--- start of Material ---

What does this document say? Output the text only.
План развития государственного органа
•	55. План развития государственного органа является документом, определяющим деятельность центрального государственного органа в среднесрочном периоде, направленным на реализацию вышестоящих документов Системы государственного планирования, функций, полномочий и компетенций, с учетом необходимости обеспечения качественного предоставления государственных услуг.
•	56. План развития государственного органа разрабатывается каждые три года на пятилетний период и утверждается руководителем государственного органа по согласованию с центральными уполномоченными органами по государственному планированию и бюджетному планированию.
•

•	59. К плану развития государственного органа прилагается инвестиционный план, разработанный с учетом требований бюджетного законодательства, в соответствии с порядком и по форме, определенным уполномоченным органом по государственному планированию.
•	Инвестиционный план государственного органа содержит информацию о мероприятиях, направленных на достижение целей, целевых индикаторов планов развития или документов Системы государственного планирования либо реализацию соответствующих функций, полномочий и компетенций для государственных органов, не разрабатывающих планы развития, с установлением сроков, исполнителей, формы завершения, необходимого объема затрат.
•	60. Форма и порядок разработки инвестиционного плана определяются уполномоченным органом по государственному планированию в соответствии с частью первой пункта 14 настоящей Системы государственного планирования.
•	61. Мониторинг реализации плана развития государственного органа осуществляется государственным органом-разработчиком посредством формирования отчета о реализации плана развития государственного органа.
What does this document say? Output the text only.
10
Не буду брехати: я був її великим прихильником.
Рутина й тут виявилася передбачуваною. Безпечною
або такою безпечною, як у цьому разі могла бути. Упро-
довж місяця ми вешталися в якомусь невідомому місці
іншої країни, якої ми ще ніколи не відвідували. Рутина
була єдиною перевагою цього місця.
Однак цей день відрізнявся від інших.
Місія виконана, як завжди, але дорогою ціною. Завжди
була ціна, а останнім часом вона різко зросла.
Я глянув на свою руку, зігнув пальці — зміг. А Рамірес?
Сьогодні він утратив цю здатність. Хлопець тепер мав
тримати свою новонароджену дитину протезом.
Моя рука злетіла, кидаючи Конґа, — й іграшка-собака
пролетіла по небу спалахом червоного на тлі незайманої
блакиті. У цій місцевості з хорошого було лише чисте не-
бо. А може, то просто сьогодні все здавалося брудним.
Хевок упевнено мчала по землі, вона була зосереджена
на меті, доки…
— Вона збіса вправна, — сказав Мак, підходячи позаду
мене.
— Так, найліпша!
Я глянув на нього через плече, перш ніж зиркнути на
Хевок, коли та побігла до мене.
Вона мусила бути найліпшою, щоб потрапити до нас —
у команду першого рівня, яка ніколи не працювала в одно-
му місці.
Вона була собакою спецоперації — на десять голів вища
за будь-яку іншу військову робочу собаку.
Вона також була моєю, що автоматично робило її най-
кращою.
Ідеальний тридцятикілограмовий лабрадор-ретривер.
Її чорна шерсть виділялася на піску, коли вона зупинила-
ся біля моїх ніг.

--- end of Material ---

Aim:
Lines that hold "бути" are the ones to copy; find all of them.

Response to the exercise:
або такою безпечною, як у цьому разі могла бути. Упро-
Вона мусила бути найліпшою, щоб потрапити до нас —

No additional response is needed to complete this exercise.